§ Objective
For the listing below, give the number of lines in which "naam" occurs. Add nothing.
═══ Stored records
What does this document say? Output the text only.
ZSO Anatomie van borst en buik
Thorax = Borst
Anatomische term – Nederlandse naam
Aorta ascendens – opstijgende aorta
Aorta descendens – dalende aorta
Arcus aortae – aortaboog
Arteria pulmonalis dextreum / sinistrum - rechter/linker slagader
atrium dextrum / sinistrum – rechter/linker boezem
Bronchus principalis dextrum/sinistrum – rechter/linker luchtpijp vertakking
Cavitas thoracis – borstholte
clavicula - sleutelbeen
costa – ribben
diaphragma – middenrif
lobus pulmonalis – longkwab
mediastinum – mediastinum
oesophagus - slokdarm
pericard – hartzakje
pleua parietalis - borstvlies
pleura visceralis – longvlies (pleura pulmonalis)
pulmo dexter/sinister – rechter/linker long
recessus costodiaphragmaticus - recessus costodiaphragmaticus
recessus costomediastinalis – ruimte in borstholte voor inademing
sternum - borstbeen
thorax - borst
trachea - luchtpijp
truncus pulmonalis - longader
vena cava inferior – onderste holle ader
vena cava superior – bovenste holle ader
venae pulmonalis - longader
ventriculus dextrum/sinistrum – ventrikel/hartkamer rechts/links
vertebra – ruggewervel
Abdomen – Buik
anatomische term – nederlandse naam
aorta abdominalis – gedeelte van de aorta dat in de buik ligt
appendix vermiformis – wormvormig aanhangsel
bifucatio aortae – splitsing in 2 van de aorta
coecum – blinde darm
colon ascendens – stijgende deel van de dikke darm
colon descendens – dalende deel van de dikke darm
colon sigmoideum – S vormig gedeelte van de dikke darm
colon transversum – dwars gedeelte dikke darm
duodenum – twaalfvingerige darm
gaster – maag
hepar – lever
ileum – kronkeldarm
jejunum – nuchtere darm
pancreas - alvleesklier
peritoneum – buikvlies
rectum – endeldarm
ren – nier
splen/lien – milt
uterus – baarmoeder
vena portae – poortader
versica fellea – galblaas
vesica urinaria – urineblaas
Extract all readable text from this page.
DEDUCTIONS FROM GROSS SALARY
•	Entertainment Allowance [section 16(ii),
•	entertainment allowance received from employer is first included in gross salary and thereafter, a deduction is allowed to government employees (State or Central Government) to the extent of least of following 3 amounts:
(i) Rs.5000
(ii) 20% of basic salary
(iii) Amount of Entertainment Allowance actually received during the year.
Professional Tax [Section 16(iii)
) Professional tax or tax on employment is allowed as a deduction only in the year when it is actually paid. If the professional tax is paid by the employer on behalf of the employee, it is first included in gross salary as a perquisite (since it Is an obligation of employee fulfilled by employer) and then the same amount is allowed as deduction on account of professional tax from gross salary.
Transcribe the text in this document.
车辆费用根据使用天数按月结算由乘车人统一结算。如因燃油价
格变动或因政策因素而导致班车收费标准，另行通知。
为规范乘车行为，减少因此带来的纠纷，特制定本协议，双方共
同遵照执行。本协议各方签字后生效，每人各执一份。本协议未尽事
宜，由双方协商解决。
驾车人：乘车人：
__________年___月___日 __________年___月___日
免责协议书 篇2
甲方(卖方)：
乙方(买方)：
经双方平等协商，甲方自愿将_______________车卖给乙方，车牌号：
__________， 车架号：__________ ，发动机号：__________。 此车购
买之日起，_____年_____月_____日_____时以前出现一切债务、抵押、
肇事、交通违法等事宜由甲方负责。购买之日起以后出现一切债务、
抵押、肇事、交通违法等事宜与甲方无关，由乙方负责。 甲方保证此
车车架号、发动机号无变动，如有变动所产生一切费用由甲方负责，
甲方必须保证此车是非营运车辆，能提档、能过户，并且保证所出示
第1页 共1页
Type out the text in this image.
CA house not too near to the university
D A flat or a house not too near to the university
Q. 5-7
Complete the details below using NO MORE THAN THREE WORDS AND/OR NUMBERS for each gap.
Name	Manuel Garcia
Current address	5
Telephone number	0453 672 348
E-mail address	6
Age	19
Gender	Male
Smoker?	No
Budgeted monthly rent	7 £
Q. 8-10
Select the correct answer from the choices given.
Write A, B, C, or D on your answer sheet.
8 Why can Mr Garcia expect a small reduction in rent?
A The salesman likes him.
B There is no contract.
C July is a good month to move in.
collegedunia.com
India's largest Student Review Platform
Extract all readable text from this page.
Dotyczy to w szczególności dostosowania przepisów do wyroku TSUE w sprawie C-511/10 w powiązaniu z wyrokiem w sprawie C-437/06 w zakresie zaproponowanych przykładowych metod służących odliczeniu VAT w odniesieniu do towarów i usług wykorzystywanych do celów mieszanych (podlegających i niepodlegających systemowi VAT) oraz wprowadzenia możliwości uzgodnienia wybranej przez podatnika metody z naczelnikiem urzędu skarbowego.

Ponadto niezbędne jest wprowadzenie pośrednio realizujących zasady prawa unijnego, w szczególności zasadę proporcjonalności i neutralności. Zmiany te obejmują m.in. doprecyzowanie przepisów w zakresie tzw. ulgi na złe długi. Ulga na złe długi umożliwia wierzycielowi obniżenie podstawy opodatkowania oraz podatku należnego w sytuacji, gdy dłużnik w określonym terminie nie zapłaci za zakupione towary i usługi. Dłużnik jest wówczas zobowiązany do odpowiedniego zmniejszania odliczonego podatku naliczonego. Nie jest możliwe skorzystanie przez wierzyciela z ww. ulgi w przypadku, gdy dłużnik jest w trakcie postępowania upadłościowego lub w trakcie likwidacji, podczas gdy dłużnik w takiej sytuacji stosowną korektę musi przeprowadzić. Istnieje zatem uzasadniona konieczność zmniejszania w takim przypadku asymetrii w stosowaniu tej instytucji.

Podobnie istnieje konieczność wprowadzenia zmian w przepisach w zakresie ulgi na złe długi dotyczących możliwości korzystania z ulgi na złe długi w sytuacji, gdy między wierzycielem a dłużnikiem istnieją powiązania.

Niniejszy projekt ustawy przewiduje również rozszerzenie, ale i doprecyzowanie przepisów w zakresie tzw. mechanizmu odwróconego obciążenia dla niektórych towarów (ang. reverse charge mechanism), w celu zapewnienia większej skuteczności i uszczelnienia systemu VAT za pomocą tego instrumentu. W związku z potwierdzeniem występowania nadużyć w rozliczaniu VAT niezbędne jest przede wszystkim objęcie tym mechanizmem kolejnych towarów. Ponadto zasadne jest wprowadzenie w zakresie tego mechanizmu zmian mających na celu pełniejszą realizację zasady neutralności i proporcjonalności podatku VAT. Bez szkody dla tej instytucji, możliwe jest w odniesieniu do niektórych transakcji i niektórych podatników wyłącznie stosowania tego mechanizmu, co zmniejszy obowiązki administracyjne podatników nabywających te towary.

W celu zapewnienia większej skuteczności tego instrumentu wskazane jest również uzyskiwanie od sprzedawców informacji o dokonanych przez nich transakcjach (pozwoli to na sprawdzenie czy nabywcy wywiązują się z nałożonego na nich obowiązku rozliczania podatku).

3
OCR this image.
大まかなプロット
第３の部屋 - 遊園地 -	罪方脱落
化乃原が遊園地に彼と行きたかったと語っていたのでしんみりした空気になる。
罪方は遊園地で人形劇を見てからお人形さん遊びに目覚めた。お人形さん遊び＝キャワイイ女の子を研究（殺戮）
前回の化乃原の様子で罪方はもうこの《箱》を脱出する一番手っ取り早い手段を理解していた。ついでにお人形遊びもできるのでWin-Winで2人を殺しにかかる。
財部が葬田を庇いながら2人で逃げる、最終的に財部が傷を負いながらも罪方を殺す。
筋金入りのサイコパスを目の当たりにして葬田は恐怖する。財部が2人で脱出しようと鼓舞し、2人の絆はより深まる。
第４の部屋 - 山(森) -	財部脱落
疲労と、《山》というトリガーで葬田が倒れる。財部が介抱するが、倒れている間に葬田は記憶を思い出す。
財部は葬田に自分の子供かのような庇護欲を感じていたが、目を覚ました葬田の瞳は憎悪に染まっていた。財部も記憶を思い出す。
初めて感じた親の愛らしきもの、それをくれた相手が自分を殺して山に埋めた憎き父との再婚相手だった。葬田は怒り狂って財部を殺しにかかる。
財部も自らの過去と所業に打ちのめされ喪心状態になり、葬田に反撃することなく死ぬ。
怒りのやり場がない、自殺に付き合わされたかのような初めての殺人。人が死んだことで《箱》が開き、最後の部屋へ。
══════
§ The completed task
2